### GOAL:
List, from the lines below, each one with "Spelling" in it.

□ □ □ □

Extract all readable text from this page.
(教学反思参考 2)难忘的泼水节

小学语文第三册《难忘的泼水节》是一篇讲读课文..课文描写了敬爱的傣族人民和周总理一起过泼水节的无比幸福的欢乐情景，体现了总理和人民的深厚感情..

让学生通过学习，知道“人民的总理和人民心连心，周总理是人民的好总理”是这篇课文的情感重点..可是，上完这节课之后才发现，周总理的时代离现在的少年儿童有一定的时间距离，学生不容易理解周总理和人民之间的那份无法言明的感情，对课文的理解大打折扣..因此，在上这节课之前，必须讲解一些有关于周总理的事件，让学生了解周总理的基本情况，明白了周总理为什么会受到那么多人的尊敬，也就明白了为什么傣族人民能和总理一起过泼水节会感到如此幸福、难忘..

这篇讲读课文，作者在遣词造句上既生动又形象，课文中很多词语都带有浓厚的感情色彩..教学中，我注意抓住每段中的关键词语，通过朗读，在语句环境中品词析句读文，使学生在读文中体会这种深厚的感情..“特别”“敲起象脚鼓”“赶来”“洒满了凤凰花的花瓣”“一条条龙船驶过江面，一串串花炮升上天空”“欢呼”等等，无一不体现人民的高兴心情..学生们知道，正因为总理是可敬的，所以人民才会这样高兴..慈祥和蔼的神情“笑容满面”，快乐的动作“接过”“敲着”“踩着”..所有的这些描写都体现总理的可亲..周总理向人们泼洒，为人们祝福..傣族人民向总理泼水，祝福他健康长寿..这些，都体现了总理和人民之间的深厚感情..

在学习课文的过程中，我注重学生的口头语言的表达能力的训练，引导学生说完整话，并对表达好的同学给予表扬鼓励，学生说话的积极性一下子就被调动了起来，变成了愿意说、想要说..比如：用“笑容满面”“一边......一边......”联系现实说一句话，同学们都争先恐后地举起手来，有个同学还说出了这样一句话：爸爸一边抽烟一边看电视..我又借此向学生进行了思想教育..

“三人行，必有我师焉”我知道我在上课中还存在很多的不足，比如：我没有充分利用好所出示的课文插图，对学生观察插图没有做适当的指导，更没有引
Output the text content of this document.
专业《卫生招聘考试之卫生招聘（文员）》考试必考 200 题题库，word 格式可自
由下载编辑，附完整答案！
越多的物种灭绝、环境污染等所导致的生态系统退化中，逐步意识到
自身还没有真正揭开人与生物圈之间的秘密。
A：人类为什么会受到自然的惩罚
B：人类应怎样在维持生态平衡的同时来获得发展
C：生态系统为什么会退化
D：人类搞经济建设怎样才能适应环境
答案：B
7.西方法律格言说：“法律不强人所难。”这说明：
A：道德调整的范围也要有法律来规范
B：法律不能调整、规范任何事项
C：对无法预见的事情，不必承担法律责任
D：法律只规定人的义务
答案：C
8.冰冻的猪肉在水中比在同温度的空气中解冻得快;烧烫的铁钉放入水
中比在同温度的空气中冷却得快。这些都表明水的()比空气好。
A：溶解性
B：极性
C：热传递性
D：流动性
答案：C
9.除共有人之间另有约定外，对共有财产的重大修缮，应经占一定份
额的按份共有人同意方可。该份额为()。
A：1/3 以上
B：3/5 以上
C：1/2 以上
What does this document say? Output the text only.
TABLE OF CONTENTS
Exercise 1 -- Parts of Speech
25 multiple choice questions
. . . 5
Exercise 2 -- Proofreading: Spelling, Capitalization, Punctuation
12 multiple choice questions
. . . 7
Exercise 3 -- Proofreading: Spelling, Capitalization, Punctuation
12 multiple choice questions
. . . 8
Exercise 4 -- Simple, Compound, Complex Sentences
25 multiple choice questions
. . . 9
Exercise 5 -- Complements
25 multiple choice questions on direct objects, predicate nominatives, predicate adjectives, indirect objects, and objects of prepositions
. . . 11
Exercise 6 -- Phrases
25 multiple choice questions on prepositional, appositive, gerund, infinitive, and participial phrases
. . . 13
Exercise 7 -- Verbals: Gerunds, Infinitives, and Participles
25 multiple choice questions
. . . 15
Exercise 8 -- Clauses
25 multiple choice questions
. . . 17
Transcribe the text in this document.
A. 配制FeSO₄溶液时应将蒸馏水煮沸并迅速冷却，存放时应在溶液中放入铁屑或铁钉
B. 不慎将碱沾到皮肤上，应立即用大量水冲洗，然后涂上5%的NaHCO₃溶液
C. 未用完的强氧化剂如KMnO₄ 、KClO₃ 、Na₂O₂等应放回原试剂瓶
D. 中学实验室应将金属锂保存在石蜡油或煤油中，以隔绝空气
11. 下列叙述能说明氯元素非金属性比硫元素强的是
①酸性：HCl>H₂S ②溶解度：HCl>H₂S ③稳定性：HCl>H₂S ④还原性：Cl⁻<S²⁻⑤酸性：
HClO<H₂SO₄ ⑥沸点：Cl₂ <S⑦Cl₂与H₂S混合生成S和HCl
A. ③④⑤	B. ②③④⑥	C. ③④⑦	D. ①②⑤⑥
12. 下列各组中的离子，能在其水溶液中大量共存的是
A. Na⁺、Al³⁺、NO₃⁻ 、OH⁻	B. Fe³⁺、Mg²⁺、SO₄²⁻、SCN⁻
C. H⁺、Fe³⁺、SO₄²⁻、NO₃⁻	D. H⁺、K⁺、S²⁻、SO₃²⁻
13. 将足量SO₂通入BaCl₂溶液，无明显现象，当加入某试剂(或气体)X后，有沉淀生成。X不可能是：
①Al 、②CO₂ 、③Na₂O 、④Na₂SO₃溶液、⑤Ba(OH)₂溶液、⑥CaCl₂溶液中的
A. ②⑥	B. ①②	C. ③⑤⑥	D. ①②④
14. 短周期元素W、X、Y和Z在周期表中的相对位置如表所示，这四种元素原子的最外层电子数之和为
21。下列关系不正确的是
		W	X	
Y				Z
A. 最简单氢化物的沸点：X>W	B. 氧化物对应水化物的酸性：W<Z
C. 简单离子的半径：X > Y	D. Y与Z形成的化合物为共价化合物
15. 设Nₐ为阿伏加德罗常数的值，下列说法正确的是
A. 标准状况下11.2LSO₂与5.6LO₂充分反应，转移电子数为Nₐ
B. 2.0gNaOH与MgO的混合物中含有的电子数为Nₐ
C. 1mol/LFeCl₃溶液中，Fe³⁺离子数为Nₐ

□ □ □ □

### EXERCISE SOLUTION:
Exercise 2 -- Proofreading: Spelling, Capitalization, Punctuation
Exercise 3 -- Proofreading: Spelling, Capitalization, Punctuation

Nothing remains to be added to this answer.